-- START OF Exercise input --

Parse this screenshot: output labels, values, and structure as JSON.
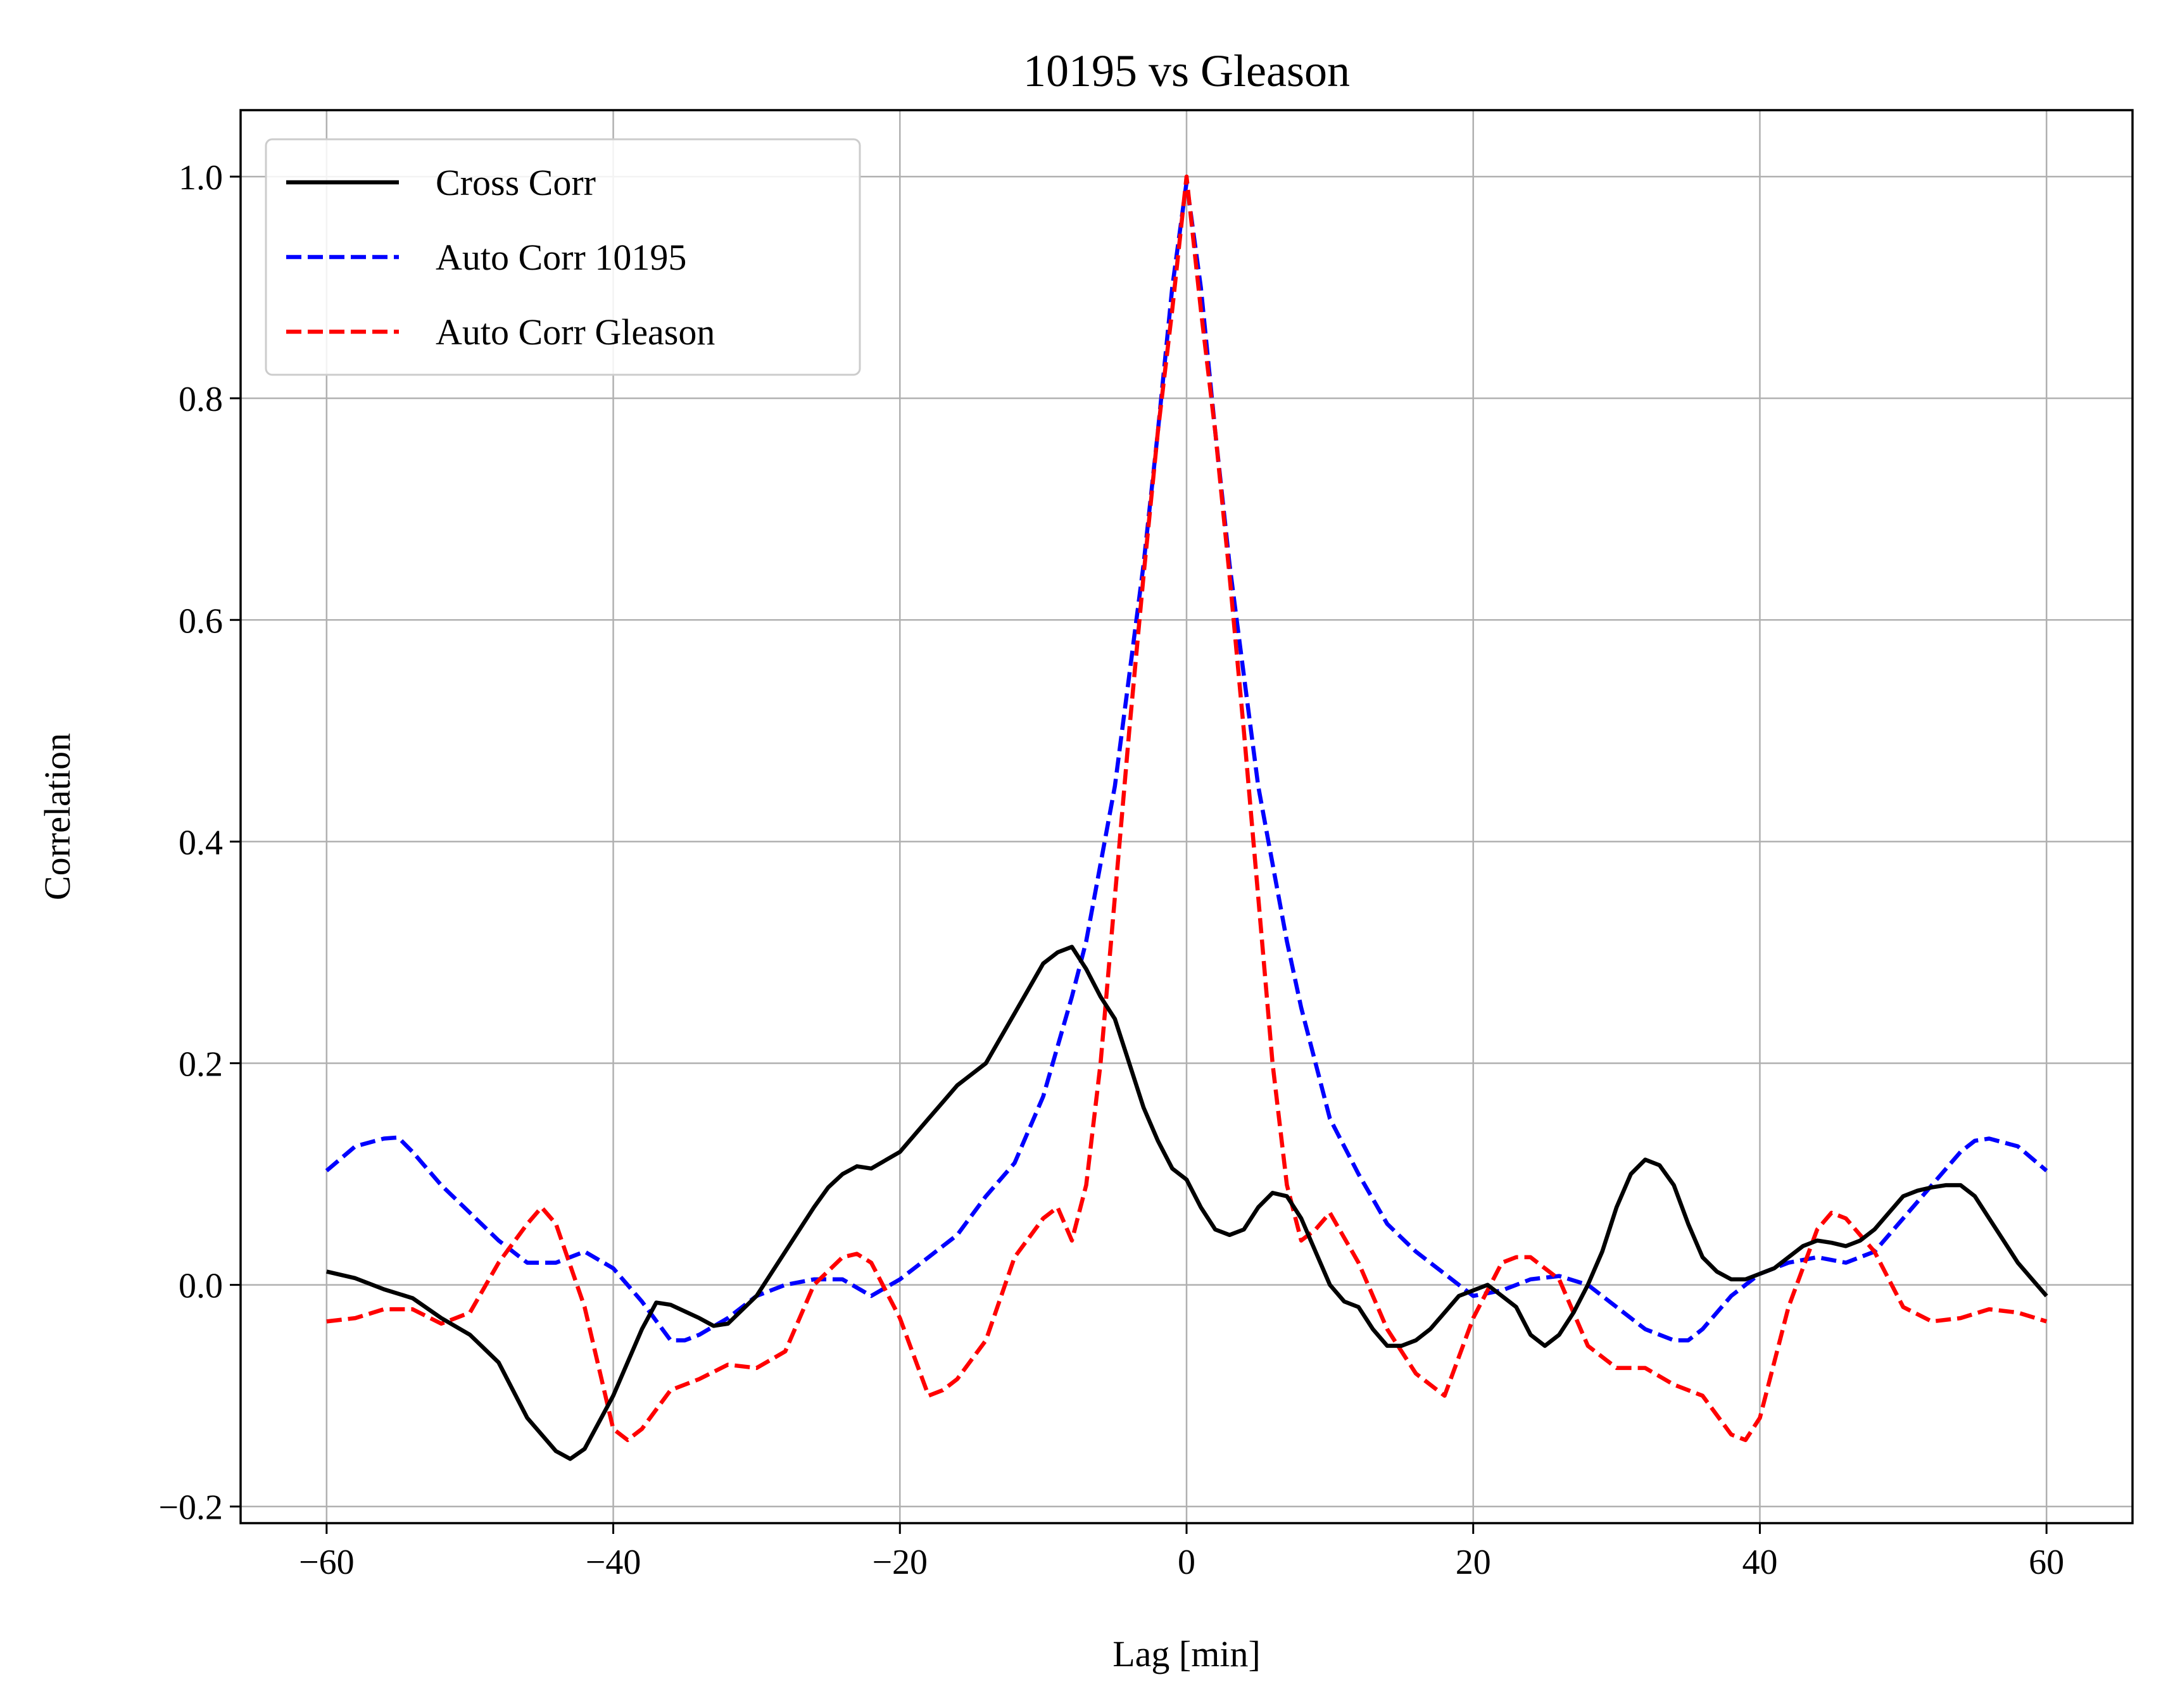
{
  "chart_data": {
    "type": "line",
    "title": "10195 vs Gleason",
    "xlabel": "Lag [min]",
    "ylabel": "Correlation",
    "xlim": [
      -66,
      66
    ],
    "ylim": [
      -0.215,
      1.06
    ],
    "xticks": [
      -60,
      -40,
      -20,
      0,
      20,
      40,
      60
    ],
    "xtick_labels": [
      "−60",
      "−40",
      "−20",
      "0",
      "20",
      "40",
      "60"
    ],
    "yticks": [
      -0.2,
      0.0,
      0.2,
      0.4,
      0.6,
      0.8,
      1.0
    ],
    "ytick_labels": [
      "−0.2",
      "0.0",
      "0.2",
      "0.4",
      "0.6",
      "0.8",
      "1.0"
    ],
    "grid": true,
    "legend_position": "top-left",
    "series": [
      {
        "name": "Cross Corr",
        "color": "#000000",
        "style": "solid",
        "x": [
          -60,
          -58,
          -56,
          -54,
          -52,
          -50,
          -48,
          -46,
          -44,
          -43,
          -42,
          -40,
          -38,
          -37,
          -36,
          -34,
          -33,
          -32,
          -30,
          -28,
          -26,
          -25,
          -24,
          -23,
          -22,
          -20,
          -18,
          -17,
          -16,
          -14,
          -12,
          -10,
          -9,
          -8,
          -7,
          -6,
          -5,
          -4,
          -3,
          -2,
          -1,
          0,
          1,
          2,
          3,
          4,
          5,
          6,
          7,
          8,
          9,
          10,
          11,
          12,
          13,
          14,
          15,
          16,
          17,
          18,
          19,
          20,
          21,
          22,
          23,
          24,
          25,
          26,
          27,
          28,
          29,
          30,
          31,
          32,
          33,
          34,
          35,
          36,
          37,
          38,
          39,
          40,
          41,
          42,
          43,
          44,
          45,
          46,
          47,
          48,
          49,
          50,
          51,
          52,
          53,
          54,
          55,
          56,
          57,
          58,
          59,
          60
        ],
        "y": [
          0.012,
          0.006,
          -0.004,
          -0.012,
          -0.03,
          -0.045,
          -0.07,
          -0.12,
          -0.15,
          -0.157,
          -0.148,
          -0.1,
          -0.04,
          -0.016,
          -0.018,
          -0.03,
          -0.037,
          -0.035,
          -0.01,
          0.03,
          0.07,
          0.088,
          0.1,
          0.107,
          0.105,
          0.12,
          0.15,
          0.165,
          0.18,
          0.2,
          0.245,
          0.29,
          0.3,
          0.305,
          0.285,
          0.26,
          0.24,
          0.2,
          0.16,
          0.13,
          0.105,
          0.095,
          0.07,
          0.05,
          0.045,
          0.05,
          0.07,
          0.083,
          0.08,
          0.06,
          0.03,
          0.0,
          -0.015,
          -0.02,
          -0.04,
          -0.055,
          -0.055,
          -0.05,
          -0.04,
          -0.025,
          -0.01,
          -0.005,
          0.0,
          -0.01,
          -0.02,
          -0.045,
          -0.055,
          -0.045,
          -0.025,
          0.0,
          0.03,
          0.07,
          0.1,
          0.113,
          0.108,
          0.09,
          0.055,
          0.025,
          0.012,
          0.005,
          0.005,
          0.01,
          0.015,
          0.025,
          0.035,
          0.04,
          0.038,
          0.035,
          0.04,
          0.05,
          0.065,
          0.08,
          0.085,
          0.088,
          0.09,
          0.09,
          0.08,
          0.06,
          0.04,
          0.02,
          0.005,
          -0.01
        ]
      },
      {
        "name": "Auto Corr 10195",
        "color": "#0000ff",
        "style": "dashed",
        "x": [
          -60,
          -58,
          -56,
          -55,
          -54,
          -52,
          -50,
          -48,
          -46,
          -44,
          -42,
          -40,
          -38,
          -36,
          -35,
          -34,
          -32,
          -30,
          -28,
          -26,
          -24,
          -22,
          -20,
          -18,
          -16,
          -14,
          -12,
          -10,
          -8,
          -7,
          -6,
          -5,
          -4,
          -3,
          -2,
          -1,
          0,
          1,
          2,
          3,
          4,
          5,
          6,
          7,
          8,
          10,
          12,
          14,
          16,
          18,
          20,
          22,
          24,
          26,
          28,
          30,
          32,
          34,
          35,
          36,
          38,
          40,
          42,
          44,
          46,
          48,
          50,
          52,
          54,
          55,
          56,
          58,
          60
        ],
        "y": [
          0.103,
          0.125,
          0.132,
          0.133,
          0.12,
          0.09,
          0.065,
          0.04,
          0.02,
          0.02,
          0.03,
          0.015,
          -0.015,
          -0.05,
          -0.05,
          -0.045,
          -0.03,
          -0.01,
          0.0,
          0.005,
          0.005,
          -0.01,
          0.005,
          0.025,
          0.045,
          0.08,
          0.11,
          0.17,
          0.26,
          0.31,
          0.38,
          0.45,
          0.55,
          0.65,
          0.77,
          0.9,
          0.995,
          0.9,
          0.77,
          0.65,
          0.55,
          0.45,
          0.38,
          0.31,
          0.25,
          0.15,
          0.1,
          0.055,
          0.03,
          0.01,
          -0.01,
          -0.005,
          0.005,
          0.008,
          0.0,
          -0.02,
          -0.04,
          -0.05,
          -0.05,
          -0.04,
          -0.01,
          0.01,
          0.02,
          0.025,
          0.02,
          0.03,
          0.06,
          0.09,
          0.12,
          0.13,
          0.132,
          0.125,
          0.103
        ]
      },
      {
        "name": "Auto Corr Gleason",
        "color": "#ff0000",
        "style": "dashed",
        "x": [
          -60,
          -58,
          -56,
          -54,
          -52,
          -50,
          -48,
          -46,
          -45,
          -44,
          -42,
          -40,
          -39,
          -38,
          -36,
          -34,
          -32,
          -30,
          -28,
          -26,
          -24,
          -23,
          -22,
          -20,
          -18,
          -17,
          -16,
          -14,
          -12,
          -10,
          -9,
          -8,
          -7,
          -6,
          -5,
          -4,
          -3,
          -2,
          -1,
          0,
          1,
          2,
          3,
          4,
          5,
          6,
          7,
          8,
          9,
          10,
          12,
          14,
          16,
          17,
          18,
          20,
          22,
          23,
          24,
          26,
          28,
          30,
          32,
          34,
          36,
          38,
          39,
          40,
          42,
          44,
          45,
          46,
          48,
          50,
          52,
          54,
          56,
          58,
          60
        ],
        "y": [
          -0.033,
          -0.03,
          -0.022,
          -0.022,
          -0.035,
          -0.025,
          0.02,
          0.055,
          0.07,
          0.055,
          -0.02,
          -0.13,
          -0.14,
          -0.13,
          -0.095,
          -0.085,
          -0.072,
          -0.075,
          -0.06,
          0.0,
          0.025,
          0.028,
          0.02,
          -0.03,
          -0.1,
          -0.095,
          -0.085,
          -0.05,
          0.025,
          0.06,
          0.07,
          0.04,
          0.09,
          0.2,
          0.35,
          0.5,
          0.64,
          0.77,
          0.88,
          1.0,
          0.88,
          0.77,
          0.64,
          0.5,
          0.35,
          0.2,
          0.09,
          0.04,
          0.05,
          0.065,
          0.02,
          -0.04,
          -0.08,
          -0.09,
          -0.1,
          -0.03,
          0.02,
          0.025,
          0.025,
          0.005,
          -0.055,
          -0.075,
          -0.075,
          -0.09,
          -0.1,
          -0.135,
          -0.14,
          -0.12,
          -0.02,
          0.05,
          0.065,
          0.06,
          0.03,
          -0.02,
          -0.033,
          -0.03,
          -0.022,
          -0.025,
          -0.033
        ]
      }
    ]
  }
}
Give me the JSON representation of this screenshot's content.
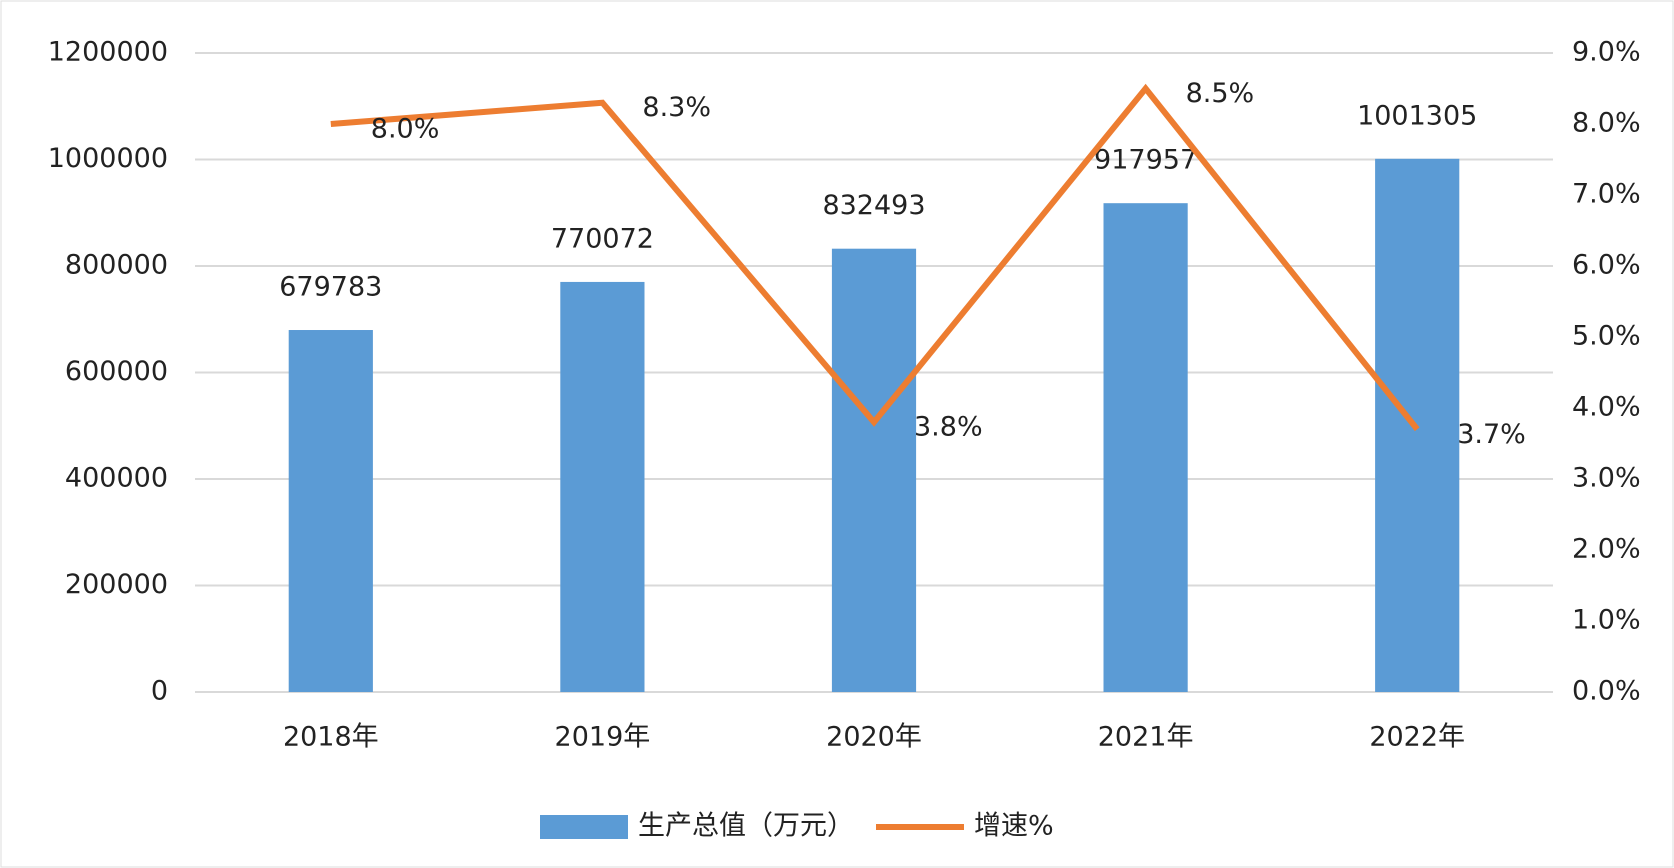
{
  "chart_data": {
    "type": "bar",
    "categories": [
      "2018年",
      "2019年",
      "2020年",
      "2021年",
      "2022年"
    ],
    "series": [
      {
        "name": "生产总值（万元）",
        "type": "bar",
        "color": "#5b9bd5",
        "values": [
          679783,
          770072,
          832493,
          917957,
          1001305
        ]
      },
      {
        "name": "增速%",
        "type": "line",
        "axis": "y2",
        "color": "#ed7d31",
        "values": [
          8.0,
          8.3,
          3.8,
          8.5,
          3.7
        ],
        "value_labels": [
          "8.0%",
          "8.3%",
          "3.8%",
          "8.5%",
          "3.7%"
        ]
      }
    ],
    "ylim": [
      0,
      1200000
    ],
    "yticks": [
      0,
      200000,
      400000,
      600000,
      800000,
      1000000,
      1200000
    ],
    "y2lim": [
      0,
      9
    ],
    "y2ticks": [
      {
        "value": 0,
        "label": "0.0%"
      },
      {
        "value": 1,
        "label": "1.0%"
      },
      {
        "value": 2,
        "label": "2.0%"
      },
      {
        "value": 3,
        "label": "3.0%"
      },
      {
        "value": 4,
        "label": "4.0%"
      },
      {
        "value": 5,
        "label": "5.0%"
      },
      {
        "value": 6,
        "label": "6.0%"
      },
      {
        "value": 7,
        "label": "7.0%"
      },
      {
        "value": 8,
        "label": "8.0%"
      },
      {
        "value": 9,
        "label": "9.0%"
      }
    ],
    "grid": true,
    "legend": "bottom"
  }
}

-- END OF Exercise input --

#### [Exercise brief]
With the pictures left out, write out exactly the lines from the line containing "Give me the" through the final line.

#### [Response for this exercise]
Give me the JSON representation of this screenshot's content.
{
  "chart_data": {
    "type": "bar",
    "categories": [
      "2018年",
      "2019年",
      "2020年",
      "2021年",
      "2022年"
    ],
    "series": [
      {
        "name": "生产总值（万元）",
        "type": "bar",
        "color": "#5b9bd5",
        "values": [
          679783,
          770072,
          832493,
          917957,
          1001305
        ]
      },
      {
        "name": "增速%",
        "type": "line",
        "axis": "y2",
        "color": "#ed7d31",
        "values": [
          8.0,
          8.3,
          3.8,
          8.5,
          3.7
        ],
        "value_labels": [
          "8.0%",
          "8.3%",
          "3.8%",
          "8.5%",
          "3.7%"
        ]
      }
    ],
    "ylim": [
      0,
      1200000
    ],
    "yticks": [
      0,
      200000,
      400000,
      600000,
      800000,
      1000000,
      1200000
    ],
    "y2lim": [
      0,
      9
    ],
    "y2ticks": [
      {
        "value": 0,
        "label": "0.0%"
      },
      {
        "value": 1,
        "label": "1.0%"
      },
      {
        "value": 2,
        "label": "2.0%"
      },
      {
        "value": 3,
        "label": "3.0%"
      },
      {
        "value": 4,
        "label": "4.0%"
      },
      {
        "value": 5,
        "label": "5.0%"
      },
      {
        "value": 6,
        "label": "6.0%"
      },
      {
        "value": 7,
        "label": "7.0%"
      },
      {
        "value": 8,
        "label": "8.0%"
      },
      {
        "value": 9,
        "label": "9.0%"
      }
    ],
    "grid": true,
    "legend": "bottom"
  }
}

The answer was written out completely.